+++ Fragmento seleccionado

LAS MOTOS DEL MARQUÉS (III) DUCATI 749 TESTASTRETTA (2005)

ducati
por Fernando García.

En los años 90, alrededor de la revista El Canto de la Tripulación, se creó un equipo de competición en superbikes que respondía al nombre de “Pura vida”. La moto utilizada era una Ducati y el piloto César Agüi. Conocí a César a través de su mujer, pues llegamos a trabajar una época en la misma empresa. Cuando ocurrió el fatal accidente en que César perdió la vida haciendo su trabajo como probador para la revista Solo Moto, quedamos consternados, pero nada en comparación con su viuda que quedó a cargo de unos hijos todavía muy pequeños. Con estos antecedentes entenderán la emoción que supuso que la mujer de César, la cual me veía llegar cada día al trabajo en la Ducati 749, me regalara la pegatina troquelada de “Pura Vida” que desde entonces porto como orgulloso estandarte en el carenado.

++++++
+++ Extractos de datos

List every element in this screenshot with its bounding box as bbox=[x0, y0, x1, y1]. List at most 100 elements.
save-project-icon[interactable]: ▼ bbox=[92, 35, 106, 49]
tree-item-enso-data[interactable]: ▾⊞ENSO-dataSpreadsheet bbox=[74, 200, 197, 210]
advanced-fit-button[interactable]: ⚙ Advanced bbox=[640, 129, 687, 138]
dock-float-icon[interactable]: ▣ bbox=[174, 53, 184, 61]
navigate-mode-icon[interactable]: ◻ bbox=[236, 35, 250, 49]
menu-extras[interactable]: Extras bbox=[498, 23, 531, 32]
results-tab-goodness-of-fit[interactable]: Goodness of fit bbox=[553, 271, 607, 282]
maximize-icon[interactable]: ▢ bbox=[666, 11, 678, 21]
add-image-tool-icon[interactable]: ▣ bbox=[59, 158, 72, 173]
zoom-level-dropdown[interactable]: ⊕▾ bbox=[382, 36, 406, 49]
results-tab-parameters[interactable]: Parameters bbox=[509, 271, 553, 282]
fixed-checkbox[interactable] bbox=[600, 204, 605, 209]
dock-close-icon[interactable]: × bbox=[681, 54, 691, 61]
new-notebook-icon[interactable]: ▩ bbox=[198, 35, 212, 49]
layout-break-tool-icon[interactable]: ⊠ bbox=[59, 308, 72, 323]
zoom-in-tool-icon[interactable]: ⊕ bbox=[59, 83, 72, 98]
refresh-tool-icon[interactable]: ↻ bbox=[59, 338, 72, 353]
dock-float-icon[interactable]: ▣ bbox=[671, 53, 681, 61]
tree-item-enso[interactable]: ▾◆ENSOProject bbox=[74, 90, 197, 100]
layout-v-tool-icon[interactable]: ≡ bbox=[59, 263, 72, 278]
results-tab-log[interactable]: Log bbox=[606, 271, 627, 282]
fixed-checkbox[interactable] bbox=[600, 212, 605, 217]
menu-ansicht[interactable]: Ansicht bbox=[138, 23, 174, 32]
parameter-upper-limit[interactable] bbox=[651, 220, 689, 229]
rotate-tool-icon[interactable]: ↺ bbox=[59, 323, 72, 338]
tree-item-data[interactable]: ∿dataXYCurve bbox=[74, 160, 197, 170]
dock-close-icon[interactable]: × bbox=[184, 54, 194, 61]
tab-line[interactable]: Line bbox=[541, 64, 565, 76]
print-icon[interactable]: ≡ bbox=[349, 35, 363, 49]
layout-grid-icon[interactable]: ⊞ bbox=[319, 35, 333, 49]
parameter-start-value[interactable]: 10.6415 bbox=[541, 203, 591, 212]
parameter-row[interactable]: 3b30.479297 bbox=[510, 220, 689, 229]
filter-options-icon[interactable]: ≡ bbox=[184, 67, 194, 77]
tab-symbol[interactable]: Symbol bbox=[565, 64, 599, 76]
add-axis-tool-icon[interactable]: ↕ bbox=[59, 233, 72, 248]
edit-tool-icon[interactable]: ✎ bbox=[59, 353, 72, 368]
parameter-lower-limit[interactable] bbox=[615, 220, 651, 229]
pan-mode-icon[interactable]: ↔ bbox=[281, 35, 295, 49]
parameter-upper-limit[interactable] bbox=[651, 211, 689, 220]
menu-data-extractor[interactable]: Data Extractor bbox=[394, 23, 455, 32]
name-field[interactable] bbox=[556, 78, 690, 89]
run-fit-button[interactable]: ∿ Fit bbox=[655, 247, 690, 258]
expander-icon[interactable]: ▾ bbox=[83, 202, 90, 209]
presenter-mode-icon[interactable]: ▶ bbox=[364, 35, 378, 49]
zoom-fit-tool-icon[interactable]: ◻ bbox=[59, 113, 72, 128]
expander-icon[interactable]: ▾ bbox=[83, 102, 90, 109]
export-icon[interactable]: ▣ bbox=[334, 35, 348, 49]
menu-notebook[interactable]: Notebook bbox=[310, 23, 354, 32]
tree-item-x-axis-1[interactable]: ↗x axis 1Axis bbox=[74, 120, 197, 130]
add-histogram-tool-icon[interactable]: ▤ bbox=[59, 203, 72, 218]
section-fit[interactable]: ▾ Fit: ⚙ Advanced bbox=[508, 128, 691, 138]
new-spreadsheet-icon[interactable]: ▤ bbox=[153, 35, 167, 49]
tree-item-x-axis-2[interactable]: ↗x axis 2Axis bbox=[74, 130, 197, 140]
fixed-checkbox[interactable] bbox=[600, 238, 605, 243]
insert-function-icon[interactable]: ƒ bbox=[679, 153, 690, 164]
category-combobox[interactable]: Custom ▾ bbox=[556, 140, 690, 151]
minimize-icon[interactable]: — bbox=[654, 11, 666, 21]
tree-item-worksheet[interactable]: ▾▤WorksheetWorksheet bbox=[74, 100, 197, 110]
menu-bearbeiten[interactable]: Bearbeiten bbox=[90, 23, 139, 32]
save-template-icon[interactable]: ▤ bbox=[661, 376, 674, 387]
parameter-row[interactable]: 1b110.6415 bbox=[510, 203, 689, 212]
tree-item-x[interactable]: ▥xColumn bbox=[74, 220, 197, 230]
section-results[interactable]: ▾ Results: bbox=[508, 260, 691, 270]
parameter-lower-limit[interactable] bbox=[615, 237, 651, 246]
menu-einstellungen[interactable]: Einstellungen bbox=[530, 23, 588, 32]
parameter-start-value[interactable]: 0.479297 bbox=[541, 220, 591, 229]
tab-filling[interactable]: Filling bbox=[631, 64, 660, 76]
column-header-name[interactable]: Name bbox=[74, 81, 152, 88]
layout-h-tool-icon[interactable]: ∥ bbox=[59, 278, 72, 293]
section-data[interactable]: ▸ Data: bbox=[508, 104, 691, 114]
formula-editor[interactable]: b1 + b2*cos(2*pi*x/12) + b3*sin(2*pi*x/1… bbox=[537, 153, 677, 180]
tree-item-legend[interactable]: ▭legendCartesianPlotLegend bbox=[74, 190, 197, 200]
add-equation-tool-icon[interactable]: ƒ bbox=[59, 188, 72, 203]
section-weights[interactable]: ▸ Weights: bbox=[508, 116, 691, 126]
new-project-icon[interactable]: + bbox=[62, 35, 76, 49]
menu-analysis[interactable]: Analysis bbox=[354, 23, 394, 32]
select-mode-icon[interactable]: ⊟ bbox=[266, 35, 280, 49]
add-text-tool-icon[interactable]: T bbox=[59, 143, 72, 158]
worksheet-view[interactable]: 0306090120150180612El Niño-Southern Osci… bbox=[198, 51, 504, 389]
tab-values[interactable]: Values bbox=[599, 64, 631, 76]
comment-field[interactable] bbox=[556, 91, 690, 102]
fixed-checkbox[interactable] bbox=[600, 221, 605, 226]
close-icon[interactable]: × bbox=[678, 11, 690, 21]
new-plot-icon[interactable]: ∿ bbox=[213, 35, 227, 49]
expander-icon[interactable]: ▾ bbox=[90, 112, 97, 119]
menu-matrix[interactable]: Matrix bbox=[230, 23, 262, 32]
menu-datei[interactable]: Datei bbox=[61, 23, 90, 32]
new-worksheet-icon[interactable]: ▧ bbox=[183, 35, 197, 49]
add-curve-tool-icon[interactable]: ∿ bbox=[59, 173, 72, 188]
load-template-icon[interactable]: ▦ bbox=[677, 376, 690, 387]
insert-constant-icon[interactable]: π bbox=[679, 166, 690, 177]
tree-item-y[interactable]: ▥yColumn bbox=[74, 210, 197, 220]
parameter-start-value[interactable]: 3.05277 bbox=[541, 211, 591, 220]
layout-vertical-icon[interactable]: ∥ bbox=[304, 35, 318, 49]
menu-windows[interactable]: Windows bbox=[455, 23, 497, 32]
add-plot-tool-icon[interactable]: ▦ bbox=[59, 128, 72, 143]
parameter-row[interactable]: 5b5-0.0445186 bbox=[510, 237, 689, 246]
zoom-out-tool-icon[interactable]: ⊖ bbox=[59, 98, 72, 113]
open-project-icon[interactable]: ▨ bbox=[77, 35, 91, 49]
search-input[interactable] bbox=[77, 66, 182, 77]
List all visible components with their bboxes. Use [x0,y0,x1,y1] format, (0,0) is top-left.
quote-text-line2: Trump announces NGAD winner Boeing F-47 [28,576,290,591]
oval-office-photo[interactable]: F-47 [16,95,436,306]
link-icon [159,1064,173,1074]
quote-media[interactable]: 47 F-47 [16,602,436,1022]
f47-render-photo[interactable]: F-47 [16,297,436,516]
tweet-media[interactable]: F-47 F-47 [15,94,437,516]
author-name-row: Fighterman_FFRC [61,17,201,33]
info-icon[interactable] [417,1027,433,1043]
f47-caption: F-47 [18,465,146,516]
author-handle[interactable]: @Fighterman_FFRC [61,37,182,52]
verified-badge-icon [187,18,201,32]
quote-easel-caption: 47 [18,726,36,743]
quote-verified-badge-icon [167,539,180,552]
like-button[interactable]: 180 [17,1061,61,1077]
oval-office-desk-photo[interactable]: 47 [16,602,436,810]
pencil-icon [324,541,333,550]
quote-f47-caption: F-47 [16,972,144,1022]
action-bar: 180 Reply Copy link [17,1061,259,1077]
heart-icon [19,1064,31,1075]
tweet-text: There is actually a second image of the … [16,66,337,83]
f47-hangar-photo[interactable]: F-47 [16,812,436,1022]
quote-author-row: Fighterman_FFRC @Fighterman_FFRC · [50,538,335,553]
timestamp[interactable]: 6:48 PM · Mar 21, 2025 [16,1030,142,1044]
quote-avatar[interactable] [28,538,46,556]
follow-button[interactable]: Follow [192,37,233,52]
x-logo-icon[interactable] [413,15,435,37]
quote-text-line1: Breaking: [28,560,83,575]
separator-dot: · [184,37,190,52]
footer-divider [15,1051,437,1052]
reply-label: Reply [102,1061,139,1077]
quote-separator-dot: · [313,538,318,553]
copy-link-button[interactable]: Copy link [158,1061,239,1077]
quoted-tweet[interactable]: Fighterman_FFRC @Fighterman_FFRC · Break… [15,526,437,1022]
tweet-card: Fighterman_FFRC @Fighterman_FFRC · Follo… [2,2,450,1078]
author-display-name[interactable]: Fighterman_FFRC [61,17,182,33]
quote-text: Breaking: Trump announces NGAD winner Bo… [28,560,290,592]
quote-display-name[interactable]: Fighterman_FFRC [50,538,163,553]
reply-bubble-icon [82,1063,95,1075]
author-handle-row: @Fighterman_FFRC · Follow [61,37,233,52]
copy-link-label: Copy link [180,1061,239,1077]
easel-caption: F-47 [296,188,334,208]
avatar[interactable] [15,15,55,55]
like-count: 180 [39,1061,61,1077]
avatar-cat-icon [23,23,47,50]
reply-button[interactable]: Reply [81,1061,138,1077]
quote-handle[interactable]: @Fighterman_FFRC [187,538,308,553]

++++++

» **Sobre la tarea**:
Prolonga el texto sobre la Ducati 749 a partir de su última frase.

» **Resultado de la tarea**:
Las motocicletas deben resultar incómodas, como lo era trotar con Rocinante, pues lo que un caballero busca en el motociclismo son emociones estéticas y espirituales, a mas de desfacer tuertos si se presentan. La Testastretta cumple a la perfección este papel: la postura carga los antebrazos, vibra a cualquier régimen y el asiento se calienta de tal manera que pareciera diseñado por un proctólogo sin trabajo. Un bicilíndrico longitudinal en V es, no obstante, el diseño canónico si de negociar curvas se trata. Es pues aconsejable olvidarse de paseos urbanos con o sin pareja, uniformarse adecuadamente y lanzarse a la sinuosa carretera.

Los ducatistas son gente antigua, fieles a la marca boloñesa y algo masoquistas. Gustan vestir de riguroso rojo y negro, los colores de la casa, y calzar bota tobillera de fino diseño italiano. Ya quedamos solo unos pocos, cierto que en mi caso rechazando la antinatural y cristiana costumbre de la monogamia.